**EXERCISE INSTRUCTIONS:**
Reproduce all lines of the listing below in which the word "JSON" occurs.

##### EXTRACTED ENTRIES #####

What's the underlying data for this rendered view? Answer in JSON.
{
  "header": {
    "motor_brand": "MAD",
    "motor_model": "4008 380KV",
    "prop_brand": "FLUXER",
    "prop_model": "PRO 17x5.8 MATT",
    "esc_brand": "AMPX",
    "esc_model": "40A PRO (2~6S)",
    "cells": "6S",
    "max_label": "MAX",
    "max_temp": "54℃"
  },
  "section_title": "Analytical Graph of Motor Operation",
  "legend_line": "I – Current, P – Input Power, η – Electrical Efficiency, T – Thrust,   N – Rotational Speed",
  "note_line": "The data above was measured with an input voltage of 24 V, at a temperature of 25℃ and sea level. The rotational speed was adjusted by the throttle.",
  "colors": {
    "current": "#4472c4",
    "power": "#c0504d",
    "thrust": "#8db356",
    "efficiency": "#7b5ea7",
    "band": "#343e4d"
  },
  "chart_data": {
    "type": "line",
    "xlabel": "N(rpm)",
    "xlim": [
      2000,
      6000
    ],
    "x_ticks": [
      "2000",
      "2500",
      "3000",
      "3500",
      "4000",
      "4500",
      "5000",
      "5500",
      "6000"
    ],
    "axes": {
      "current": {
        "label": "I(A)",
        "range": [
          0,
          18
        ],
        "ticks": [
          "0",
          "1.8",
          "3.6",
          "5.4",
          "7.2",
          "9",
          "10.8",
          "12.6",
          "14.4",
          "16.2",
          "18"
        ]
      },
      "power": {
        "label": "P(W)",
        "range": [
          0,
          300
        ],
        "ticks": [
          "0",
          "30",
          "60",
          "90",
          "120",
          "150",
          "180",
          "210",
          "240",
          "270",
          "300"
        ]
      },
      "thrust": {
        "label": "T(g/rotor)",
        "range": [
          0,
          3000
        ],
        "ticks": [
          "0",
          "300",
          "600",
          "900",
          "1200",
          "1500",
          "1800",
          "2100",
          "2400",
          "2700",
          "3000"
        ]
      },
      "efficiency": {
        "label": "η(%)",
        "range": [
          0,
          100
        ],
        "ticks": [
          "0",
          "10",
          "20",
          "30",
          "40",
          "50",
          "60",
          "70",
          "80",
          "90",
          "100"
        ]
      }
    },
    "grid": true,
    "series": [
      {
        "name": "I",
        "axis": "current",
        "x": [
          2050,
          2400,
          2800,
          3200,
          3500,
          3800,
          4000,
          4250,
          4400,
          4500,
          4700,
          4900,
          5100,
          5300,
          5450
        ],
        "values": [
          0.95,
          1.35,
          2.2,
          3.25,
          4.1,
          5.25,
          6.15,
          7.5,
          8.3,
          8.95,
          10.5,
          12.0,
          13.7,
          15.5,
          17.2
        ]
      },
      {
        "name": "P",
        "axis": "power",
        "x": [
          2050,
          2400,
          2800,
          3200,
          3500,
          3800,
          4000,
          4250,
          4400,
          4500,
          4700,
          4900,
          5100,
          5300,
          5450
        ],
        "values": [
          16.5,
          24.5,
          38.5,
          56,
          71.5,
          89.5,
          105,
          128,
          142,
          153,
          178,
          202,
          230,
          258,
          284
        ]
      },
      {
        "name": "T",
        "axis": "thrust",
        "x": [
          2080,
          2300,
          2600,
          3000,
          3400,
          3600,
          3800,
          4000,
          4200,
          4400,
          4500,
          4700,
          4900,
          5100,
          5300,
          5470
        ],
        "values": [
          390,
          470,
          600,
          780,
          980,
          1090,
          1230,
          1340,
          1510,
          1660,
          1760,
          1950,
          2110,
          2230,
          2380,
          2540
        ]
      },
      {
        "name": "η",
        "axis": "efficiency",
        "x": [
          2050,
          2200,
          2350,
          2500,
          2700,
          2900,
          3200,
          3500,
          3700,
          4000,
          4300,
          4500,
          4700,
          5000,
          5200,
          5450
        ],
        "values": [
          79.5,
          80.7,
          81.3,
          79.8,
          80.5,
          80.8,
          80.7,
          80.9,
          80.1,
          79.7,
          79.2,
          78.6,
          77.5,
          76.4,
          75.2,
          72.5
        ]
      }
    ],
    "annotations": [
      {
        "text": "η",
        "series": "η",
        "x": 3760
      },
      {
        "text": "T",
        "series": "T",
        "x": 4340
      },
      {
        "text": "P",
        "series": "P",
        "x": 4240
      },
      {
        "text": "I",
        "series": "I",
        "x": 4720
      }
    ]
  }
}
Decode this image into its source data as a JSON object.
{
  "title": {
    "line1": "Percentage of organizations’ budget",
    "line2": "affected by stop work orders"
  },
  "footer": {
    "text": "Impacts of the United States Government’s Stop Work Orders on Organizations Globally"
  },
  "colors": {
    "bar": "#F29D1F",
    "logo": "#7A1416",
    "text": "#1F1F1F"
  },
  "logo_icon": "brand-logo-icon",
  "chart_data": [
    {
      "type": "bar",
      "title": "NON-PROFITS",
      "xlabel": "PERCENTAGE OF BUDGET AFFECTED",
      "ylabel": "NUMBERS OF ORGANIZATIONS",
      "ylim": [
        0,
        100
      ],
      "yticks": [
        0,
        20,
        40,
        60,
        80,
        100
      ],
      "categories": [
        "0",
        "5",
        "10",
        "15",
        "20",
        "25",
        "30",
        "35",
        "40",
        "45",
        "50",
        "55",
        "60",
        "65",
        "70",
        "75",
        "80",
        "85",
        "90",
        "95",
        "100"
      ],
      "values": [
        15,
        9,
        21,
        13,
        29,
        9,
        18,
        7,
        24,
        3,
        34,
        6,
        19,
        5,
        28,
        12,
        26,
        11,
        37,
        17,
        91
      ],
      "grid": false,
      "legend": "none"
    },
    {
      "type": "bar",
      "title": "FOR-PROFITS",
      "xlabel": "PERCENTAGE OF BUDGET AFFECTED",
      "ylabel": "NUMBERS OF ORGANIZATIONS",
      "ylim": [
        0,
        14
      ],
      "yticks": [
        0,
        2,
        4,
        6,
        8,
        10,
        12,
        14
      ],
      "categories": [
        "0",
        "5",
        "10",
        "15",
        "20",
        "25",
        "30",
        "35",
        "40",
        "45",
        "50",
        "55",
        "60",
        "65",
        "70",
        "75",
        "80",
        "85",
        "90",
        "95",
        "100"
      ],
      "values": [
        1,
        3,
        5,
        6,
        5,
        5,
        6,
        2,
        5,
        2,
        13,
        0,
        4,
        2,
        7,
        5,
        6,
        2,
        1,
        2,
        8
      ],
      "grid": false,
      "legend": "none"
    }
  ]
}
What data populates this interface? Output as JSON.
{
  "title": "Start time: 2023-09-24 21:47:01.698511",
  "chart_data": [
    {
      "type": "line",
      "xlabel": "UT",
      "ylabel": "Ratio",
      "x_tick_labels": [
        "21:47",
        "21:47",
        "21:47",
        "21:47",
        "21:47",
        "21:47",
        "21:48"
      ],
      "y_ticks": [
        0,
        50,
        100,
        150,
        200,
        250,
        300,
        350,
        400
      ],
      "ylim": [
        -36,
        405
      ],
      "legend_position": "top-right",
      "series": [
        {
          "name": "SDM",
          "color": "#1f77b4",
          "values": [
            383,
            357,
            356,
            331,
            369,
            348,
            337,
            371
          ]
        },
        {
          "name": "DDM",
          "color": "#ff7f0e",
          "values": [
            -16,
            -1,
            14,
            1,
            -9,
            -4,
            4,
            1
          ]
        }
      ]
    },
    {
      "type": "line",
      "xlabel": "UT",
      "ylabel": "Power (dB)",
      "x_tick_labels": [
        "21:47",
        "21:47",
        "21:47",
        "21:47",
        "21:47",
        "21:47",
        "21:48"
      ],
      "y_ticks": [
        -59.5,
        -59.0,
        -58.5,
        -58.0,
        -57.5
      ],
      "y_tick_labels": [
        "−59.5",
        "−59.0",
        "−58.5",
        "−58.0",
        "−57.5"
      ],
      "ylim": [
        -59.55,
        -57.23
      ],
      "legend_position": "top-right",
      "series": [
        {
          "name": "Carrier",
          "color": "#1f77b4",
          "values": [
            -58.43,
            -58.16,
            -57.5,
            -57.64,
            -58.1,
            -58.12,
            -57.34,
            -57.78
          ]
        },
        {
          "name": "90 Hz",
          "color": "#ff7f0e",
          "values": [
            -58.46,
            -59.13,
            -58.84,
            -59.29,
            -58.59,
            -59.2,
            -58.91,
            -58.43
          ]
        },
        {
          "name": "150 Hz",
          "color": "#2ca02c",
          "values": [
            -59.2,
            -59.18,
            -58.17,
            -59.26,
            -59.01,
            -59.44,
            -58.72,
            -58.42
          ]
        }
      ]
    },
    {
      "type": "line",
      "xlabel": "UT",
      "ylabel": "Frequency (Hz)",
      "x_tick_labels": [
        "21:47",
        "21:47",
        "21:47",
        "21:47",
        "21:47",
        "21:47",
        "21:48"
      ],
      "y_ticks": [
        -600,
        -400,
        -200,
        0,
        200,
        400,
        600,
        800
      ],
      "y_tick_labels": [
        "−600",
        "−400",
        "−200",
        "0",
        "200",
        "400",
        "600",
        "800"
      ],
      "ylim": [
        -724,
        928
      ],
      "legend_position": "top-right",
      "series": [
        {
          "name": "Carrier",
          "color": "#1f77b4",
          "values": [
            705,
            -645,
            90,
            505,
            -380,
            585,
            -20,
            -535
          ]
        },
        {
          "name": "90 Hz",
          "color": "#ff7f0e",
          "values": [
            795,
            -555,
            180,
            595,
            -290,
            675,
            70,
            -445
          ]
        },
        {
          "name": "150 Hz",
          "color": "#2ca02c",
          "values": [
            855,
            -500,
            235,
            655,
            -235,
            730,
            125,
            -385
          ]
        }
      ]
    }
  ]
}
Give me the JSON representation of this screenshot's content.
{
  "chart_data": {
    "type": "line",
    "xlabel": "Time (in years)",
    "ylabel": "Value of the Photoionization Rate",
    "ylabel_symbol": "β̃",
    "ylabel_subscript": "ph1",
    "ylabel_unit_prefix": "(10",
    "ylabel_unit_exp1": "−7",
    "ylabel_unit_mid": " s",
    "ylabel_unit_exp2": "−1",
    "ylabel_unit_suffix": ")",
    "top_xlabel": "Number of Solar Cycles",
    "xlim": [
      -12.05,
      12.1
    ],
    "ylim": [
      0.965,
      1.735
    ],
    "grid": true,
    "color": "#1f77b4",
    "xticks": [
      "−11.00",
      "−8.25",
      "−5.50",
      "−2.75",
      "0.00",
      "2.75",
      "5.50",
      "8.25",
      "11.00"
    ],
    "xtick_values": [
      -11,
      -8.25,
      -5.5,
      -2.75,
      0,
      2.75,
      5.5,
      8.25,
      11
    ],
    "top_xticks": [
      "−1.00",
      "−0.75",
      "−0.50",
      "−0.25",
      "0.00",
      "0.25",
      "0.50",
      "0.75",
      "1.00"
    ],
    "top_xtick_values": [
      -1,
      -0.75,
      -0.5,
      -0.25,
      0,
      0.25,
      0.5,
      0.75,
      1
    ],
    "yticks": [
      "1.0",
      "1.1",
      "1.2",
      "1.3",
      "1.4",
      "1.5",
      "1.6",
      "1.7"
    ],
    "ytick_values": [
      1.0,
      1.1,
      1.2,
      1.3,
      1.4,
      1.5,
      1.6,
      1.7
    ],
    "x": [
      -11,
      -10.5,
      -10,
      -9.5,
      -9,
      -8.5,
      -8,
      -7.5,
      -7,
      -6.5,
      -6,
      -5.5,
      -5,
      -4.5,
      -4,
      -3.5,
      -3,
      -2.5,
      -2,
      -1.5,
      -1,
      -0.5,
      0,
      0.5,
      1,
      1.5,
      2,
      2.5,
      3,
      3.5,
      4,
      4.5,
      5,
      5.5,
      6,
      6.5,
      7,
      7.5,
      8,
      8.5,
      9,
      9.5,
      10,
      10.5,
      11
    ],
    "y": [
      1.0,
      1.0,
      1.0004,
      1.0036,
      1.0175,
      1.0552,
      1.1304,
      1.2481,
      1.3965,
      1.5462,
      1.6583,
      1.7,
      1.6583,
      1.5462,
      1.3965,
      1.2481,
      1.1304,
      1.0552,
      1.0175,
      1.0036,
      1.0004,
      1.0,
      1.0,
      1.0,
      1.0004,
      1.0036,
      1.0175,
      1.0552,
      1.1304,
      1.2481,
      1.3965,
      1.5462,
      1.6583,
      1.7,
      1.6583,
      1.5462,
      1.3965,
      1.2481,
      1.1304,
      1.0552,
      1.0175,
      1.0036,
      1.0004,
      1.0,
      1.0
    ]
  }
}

#####

**PROBLEM SOLUTION:**
What's the underlying data for this rendered view? Answer in JSON.
Decode this image into its source data as a JSON object.
What data populates this interface? Output as JSON.
Give me the JSON representation of this screenshot's content.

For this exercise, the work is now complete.